EXERCISE TEXT:
==============================
Just eight years ago, there was no iPhone, while a mere decade ago, half of all Britain's internet connections were made via the dulcet tones of dial-up - things change fast.
In just a few years' time who knows how the internet will change?
Well, there are some quite astonishing predictions that have been made about how the internet will look in 2019, in a new report from Cisco.
Here are six of them (spoiler: it's going to be pretty huge).
In just four years' time, there will be more internet traffic bouncing around the networked globe than all the traffic previously generated in the entire history of the internet since 1984.
By 2019, for every single person in the UK, there will be nine connected devices - that’s a total of 614.9m for the entire country.
Internet traffic across the globe is so large that it’s measured in exabytes - that’s one billion gigabytes, or the equivalent data storage capacity of 62.5m iPhone 6s.
By 2019, traffic on the internet will reach 168 exabytres each month. That’s the equivalent of 42bn DVDs - more than double current levels of 59.9 exabytes.
Of all that internet traffic, video will account for more than three quarters. That means people will collectively be watching 223,586 years' (yes, years) worth of video every single month.
==============================
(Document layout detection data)

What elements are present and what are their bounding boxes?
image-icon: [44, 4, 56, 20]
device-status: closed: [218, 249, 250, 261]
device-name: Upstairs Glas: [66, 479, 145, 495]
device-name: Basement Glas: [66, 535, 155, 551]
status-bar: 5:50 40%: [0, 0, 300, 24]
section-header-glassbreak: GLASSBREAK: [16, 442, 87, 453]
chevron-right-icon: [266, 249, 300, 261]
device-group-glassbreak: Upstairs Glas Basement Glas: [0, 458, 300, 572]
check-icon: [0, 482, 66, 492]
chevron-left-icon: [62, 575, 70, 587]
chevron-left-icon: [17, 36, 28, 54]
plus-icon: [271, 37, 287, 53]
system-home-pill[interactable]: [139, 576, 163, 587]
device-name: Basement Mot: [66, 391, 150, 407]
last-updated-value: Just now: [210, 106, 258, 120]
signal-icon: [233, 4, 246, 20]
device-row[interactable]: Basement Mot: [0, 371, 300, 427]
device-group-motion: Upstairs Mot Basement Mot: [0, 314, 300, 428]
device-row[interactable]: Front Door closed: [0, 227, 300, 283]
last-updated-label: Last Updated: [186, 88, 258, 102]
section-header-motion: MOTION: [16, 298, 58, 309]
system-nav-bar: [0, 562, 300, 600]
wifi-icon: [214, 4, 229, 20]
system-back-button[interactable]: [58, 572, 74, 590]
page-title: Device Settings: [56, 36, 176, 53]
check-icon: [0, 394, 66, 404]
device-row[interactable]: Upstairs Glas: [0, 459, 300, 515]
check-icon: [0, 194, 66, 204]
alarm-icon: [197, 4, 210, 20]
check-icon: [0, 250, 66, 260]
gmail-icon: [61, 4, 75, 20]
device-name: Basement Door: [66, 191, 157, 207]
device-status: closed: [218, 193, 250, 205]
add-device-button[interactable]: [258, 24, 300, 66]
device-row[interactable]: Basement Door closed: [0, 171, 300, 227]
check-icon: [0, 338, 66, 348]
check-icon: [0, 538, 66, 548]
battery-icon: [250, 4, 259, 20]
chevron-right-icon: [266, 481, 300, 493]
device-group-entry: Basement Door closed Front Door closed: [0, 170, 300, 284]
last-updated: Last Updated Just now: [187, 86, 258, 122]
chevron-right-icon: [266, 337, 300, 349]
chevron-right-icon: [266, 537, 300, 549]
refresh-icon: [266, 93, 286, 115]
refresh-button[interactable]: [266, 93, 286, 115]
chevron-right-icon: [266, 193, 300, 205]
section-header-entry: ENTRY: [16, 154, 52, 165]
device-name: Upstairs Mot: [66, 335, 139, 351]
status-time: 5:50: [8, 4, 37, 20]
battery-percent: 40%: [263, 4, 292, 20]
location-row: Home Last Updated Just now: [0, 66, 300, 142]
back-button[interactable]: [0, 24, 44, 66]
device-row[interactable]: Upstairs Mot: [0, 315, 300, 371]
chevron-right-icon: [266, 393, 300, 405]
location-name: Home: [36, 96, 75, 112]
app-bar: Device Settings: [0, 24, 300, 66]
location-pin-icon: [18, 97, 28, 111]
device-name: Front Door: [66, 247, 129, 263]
==============================
INSTRUCTIONS:
**A)** According to the article on internet predictions, what share of internet traffic will video account for?
**B)** Reproduce the internet predictions article from "In just a few" to "the entire country.".
**C)** Continue the article on internet predictions from the point where it stops.
The records are separate material unrelated to the text.

RESULTS:
**A)** More than three quarters of all internet traffic.

**B)**
In just a few years' time who knows how the internet will change?
Well, there are some quite astonishing predictions that have been made about how the internet will look in 2019, in a new report from Cisco.
Here are six of them (spoiler: it's going to be pretty huge).
In just four years' time, there will be more internet traffic bouncing around the networked globe than all the traffic previously generated in the entire history of the internet since 1984.
By 2019, for every single person in the UK, there will be nine connected devices - that’s a total of 614.9m for the entire country.

**C)**
Internet traffic on mobile devices will grow twice as fast as fixed traffic over the next four years UK, and by 2016, it will account for nine per cent of all internet traffic, up on the four per cent it accounts for now.
Connections between one device and another - without any involvement from people whatsoever - will account for almost half of all those connected devices. That figure currently stands at just over a quarter.
Despite this astronomical growth, nearly half the world’s population will still not have access to the internet.
Currently, there are 2.8bn people using the internet across the world, around 39 per cent of the global population, and that’s set to grow to 3.9bn by 2019. That's more than ever before, but still only 49 per cent of the world.
Forecasts from Cisco’s Visual Networking Index.